What is expected:
Gather up the lines with the word "Sheikh" in them.

Data provided:
┌──
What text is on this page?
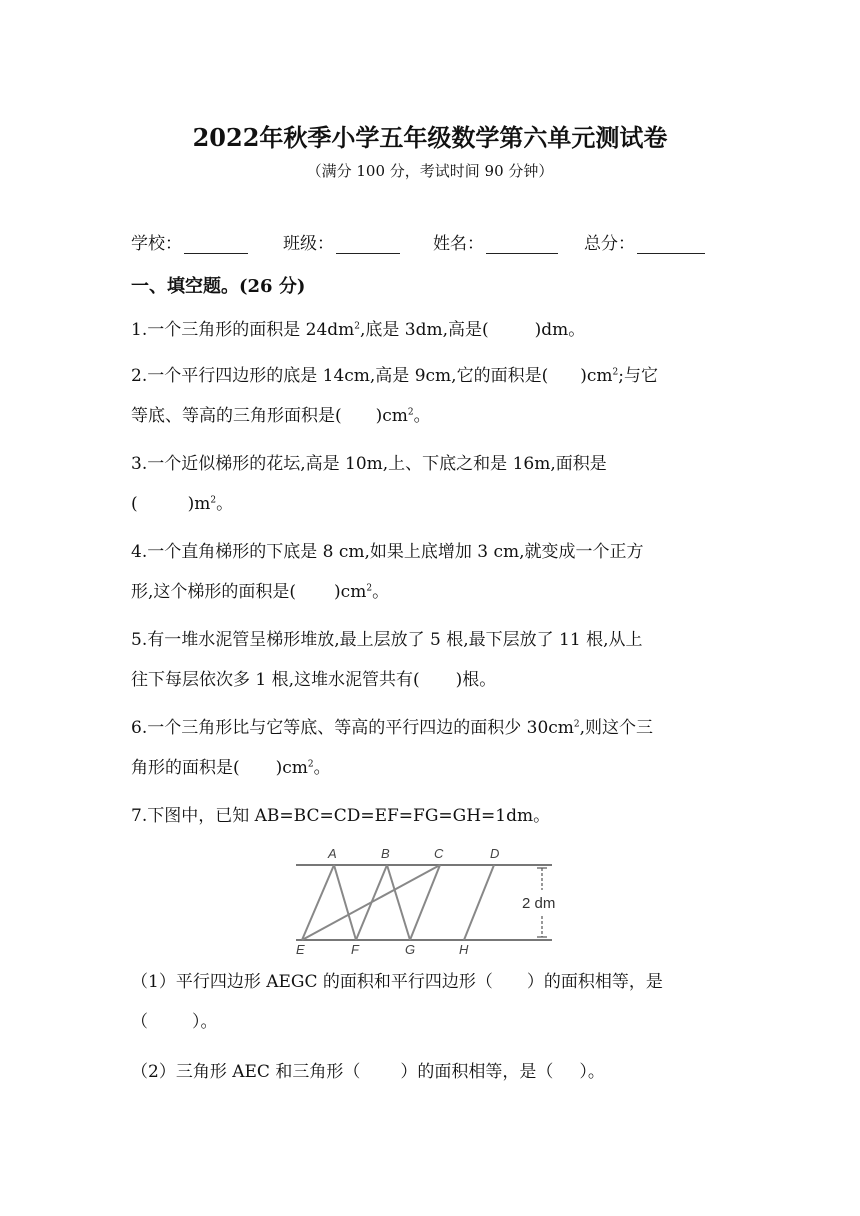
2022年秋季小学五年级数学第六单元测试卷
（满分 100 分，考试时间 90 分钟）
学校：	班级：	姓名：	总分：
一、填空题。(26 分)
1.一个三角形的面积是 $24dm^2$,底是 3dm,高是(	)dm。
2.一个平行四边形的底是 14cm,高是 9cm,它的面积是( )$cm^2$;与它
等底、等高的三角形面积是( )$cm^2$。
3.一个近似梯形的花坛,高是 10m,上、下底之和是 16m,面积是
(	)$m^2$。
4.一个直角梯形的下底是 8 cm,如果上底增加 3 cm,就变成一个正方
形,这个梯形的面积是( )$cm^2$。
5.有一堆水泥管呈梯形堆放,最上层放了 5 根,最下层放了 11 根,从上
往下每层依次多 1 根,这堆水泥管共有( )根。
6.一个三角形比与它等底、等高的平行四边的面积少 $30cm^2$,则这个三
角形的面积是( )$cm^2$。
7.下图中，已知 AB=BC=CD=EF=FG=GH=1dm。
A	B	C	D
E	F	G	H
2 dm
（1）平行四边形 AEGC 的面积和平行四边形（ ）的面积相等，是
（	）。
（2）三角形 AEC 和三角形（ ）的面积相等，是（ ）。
└──
┌──
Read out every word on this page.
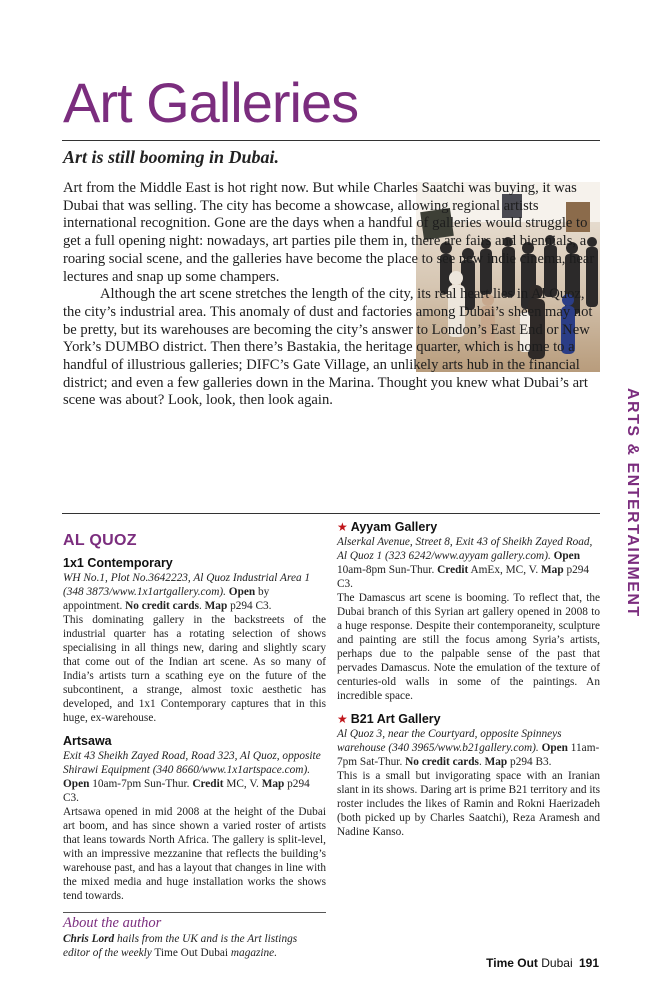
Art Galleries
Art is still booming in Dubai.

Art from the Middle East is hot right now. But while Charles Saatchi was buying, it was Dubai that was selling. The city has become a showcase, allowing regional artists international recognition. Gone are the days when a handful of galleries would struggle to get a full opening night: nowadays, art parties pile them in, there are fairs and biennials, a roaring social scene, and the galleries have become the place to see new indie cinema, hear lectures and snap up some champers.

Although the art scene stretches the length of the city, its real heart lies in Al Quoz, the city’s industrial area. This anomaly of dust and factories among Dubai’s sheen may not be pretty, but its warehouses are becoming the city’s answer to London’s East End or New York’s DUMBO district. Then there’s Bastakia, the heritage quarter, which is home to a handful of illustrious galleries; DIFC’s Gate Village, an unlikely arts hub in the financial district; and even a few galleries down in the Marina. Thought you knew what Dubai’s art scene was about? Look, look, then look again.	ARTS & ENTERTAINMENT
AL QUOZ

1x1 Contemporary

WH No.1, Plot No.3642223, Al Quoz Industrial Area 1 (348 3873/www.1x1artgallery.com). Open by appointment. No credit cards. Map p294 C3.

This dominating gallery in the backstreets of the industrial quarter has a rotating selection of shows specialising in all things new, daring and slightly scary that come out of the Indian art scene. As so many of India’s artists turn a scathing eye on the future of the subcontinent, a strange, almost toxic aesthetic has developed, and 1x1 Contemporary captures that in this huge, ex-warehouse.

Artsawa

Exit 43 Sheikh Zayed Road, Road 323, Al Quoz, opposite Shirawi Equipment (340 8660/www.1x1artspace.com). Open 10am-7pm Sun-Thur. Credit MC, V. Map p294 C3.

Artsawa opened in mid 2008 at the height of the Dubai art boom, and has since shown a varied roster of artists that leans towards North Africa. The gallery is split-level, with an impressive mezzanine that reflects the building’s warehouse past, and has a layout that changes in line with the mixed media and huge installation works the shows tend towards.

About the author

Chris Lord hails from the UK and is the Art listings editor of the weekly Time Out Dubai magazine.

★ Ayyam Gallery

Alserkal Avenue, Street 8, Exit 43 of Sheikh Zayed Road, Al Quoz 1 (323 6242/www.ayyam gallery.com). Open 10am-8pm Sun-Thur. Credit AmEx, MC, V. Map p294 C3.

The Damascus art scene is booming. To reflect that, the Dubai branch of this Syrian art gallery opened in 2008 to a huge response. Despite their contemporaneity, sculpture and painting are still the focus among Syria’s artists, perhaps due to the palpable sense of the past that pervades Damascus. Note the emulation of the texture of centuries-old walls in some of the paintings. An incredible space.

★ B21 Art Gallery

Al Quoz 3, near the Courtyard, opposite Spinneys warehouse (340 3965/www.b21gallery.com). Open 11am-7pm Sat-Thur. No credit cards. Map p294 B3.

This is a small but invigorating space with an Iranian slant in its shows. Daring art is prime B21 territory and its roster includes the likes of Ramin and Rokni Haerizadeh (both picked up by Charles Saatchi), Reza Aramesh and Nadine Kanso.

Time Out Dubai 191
└──
Solution for this problem:
Exit 43 Sheikh Zayed Road, Road 323, Al Quoz, opposite Shirawi Equipment (340 8660/www.1x1artspace.com). Open 10am-7pm Sun-Thur. Credit MC, V. Map p294 C3.
Alserkal Avenue, Street 8, Exit 43 of Sheikh Zayed Road, Al Quoz 1 (323 6242/www.ayyam gallery.com). Open 10am-8pm Sun-Thur. Credit AmEx, MC, V. Map p294 C3.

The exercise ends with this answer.